• Consignes
[a] Quels établissements l'extrait sur la rénovation du musée désigne-t-il par leur nom propre ? Donnez-les tous.
[b] D'après le maire, dans quelle proportion l'Hôtel des expositions a-t-il fait croître le trafic piétonnier en ville, selon l'extrait sur la rénovation du musée ?
[c] Poursuivez l'extrait sur la rénovation du musée à partir de sa dernière phrase.

Le musée comme outil de recomposition urbaine

La nouvelle orientation « beaux-arts » du musée se lit aussi dans le projet architectural, confié au cabinet bordelais BLP, auteur des rénovations menées au Musée de l’Homme (Paris) ou au Musée Fabre (Montpellier). Des interventions sobres et lumineuses qui donnent ici aux lieux la solennité d’un grand service public, à l’image du bel escalier hélicoïdal autour duquel tourne désormais le bâtiment. Le musée s’est ouvert sur la ville, avec un hall traversant entre rue et place, et un parvis réaménagé. Intégrée au plan gouvernemental « Action Cœur de ville », la transformation du musée est présentée comme un outil de recomposition urbaine. Autour du bâtiment les rues sont piétonnisées, et les commerçants commencent à espérer un effet d’aubaine similaire à celui de l’Hôtel des expositions, qui a octuplé le trafic piétonnier en ville selon le maire.

• Matériel
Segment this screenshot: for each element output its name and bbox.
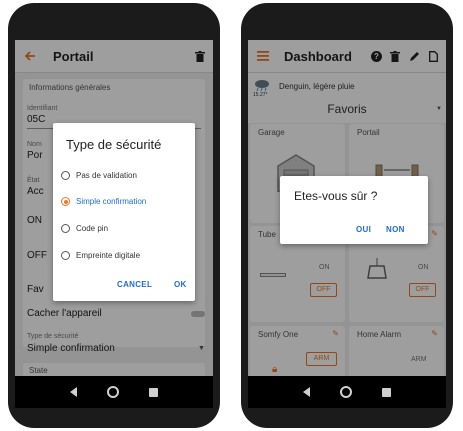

• Réponses
[a] Musée de l'Homme, Musée Fabre, Hôtel des expositions

[b] Il l'a multiplié par huit.

[c]
En conseil municipal, ce sont des arguments que Richard Strambio a dû utiliser pour justifier une dépense qualifiée de « pharaonique » (11 millions d’euros) par l’opposition. « Ce chantier est aussi et d’abord une question sociale. Je ne dissocie pas le projet muséal d’un projet social, et même “paramédical” », explique celui qui était kinésithérapeute avant de devenir maire. Si l’ambition touristique reste très mesurée, l’édile nourrit surtout une vision sociale pour son nouvel équipement : il s’appuie sur son centre d’action sociale, des associations solidaires pour inviter l’ensemble des habitants au musée, espérant détourner la jeunesse du désœuvrement, du manque de curiosité ou des paradis artificiels. Une volonté d’ouverture quelque peu contradictoire avec l’orientation choisie pour cette transformation : un musée des beaux-arts, soit la forme la plus intimidante du musée pour le public non averti. Mais les consignes ont bien été passées aux équipes du musée : lorsque le maire recrute un attaché de conservation, sa première question porte sur l’accueil de personnes sans-abri dans les salons de collectionneurs réhabilités.

Musée des beaux-arts,
9, rue de la République, 83300 Draguignan.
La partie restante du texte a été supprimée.